Extracted records:
......

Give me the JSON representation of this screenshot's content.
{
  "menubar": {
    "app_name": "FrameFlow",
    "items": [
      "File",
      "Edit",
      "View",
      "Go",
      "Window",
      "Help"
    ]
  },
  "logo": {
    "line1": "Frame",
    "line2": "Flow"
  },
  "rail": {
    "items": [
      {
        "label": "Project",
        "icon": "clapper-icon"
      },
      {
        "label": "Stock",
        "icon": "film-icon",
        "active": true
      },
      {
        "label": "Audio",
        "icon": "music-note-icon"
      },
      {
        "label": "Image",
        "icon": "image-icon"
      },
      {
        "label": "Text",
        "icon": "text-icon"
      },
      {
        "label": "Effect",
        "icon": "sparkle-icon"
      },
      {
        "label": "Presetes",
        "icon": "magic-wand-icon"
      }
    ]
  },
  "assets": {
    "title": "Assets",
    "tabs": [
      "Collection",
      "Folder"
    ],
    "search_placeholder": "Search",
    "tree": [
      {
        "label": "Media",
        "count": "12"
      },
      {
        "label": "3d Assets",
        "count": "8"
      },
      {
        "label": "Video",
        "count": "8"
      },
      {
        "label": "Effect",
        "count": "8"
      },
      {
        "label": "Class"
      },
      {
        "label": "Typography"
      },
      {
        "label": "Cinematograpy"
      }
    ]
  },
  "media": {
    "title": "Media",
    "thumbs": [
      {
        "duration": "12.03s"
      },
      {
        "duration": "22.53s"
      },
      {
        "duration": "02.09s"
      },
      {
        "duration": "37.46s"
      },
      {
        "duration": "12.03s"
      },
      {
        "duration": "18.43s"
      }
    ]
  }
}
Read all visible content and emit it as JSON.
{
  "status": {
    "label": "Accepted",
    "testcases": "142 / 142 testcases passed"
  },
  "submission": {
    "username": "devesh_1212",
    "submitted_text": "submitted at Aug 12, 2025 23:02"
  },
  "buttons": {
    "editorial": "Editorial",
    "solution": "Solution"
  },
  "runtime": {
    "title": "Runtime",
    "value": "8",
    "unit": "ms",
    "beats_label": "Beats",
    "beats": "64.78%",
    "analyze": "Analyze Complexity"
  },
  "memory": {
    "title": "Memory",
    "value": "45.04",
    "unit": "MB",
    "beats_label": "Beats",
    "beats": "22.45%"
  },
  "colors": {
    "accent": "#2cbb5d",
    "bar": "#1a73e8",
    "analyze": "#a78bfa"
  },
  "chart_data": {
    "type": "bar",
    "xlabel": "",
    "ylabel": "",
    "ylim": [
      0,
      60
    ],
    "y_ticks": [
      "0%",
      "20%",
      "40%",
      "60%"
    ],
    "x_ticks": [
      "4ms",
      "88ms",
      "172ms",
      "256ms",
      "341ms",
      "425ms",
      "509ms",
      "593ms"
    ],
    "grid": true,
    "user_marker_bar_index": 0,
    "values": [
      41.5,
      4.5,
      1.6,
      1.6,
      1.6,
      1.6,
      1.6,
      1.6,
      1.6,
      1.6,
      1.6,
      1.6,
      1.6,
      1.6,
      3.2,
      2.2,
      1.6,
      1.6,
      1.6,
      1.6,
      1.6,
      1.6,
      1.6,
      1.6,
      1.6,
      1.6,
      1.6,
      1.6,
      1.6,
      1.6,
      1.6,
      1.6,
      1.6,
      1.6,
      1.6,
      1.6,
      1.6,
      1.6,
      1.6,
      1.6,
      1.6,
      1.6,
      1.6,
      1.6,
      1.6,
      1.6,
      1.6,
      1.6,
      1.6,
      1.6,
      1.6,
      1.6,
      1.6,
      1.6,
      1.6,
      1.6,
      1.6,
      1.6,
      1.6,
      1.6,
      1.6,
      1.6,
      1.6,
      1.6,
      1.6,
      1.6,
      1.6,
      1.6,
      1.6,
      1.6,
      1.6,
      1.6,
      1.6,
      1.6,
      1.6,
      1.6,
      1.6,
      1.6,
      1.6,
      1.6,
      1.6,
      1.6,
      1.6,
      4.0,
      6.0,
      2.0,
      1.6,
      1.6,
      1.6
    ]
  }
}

......

Among the lines of the data above, count those holding "icon" and state only the number.

## THE RESULT
7